WHAT IS NEEDED -
Please rewrite the interview from "TWR: What impressed" to "to rehearse together.", putting "exactly right" wherever "spot on" appears.

TEXT SECTION -
-- BEGIN --

SH: There we are, that’s a thing I printed at the top of the page when I was doing the blurb recently… “Anthony Phillips on twelve string”

TWR: It is a fair assemblage of talent and a lot of people have asked in particular about how you got Ant, Nick (Beggs) and Chris involved in the album…?

SH: I had to sleep with them all of course! (laughs) I had to sleep with them all for several nights and I’m so sore! (laughs) But it was worth it! You’ve got to get ahead haven’t you? (laughs) It has been a hard life which is why I have had to pour cold water on it for so many years (laughs).

TWR: People are naturally curious about the likes of Nick, were you familiar with his work before you got him involved?

SH: Yes I was. The thing about Nick is although people think of him as a reformed pop star if I can use that word mentioning no names with The Goo but he has worked with so many different people who have worked in so many different areas of music. From John Paul Jones which tells you that he is a bass player’s bass player; also a great Stick player. He is immensely nice and incredibly clever

TWR: What impressed me was when he told me that he had gone away and learned all the bass parts for the tour before he even set foot in the rehearsal room so that he didn’t hold anybody up…

SH: He did. The lovely thing was he was sending me stuff to listen to on the Internet and to play back on computer and it was a bit like in each case he had found the bass parts or the bass sounds that everyone had used on the original and had found the exact sound and was doing the same mixes but with the bass much louder and he had doubled it and he had been absolutely spot on. It was marvellous he basically wrote all the parts out, learned them all and he was spot on by the time we got to rehearse together.

-- END --

DATA -
-- BEGIN --

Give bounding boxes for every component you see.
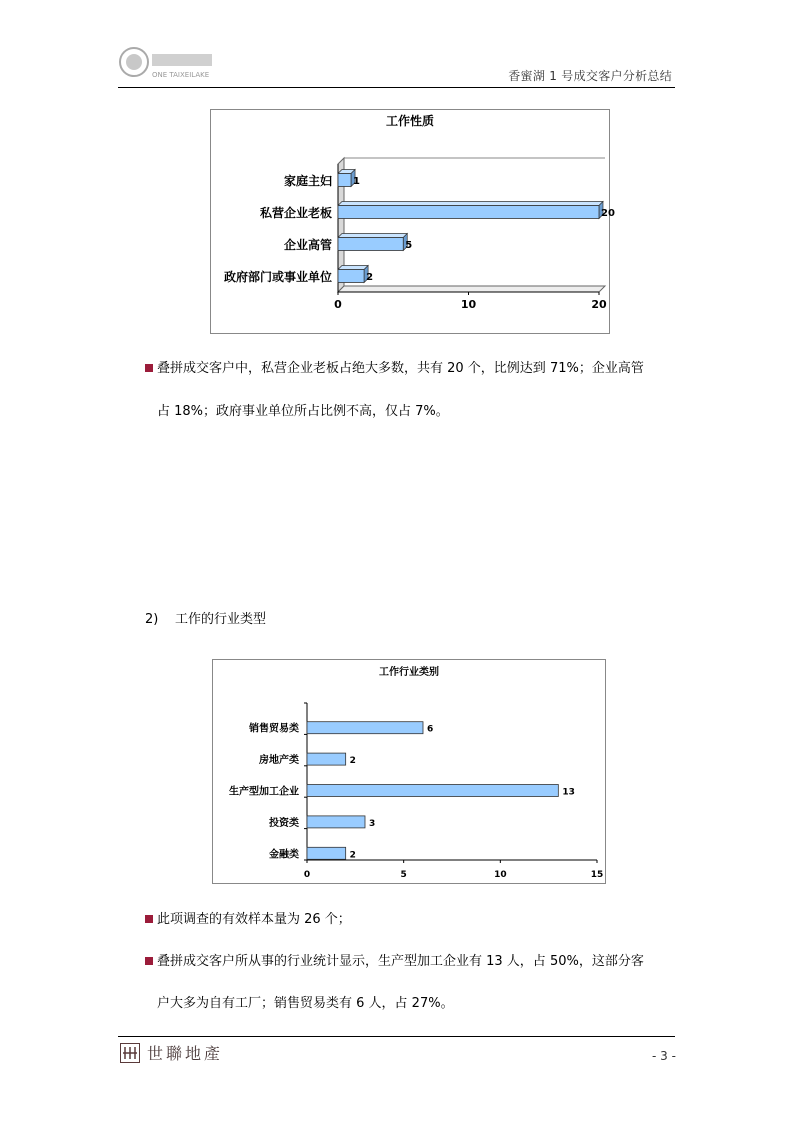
data-label: 6 (427, 724, 434, 735)
company-logo (116, 44, 224, 84)
work-nature-chart (210, 109, 615, 334)
document-title: 香蜜湖 1 号成交客户分析总结 (508, 69, 672, 83)
data-label: 13 (562, 787, 575, 798)
section-number: 2) (145, 612, 159, 627)
industry-type-chart (212, 659, 606, 884)
bar-top (338, 266, 368, 270)
paragraph-line: 占 18%；政府事业单位所占比例不高，仅占 7%。 (157, 404, 449, 419)
bar (307, 722, 423, 734)
category-label: 投资类 (269, 817, 299, 829)
category-label: 房地产类 (259, 755, 299, 767)
bar (338, 270, 364, 283)
chart-title: 工作行业类别 (379, 667, 439, 678)
category-label: 家庭主妇 (283, 174, 332, 188)
paragraph-line: 叠拼成交客户中，私营企业老板占绝大多数，共有 20 个，比例达到 71%；企业高管 (157, 361, 644, 376)
bullet-icon (145, 957, 153, 965)
company-mark-icon (120, 1043, 140, 1063)
header-divider (118, 87, 675, 88)
bar (307, 847, 346, 859)
x-tick-label: 0 (334, 298, 342, 311)
paragraph-line: 此项调查的有效样本量为 26 个； (157, 912, 351, 927)
bullet-icon (145, 364, 153, 372)
category-label: 私营企业老板 (259, 206, 332, 220)
section-title: 工作的行业类型 (175, 612, 267, 627)
paragraph-sample-size (145, 909, 351, 931)
x-tick-label: 10 (494, 870, 507, 880)
data-label: 2 (349, 756, 356, 767)
x-tick-label: 0 (303, 870, 311, 880)
section-heading (145, 608, 266, 627)
footer-divider (118, 1036, 675, 1037)
bar (307, 816, 365, 828)
data-label: 3 (369, 818, 376, 829)
floor (338, 286, 605, 292)
paragraph-line: 叠拼成交客户所从事的行业统计显示，生产型加工企业有 13 人，占 50%，这部分客 (157, 954, 644, 969)
bar (307, 785, 558, 797)
bar (338, 238, 403, 251)
data-label: 1 (353, 176, 361, 187)
category-label: 生产型加工企业 (229, 786, 299, 798)
x-tick-label: 15 (590, 870, 604, 880)
category-label: 政府部门或事业单位 (223, 270, 332, 284)
category-label: 企业高管 (283, 238, 332, 252)
paragraph-work-nature (145, 358, 685, 380)
x-tick-label: 10 (460, 298, 477, 311)
bullet-icon (145, 915, 153, 923)
data-label: 5 (405, 240, 413, 251)
category-label: 金融类 (269, 849, 299, 861)
back-wall (344, 158, 605, 286)
data-label: 20 (601, 208, 615, 219)
bar (307, 753, 346, 765)
paragraph-line: 户大多为自有工厂；销售贸易类有 6 人，占 27%。 (157, 996, 454, 1011)
bar (338, 174, 351, 187)
data-label: 2 (349, 850, 356, 861)
company-name: 世聯地產 (147, 1044, 224, 1063)
page-number: - 3 - (652, 1049, 676, 1063)
category-label: 销售贸易类 (249, 723, 299, 735)
bar-top (338, 202, 603, 206)
chart-title: 工作性质 (385, 114, 435, 128)
x-tick-label: 5 (400, 870, 407, 880)
logo-text: ONE TAIXEILAKE (152, 71, 210, 79)
x-tick-label: 20 (591, 298, 607, 311)
bar-top (338, 234, 407, 238)
bar (338, 206, 599, 219)
paragraph-industry (145, 951, 644, 973)
data-label: 2 (366, 272, 374, 283)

-- END --

CORRECT RESULT -
TWR: What impressed me was when he told me that he had gone away and learned all the bass parts for the tour before he even set foot in the rehearsal room so that he didn’t hold anybody up…

SH: He did. The lovely thing was he was sending me stuff to listen to on the Internet and to play back on computer and it was a bit like in each case he had found the bass parts or the bass sounds that everyone had used on the original and had found the exact sound and was doing the same mixes but with the bass much louder and he had doubled it and he had been absolutely exactly right. It was marvellous he basically wrote all the parts out, learned them all and he was exactly right by the time we got to rehearse together.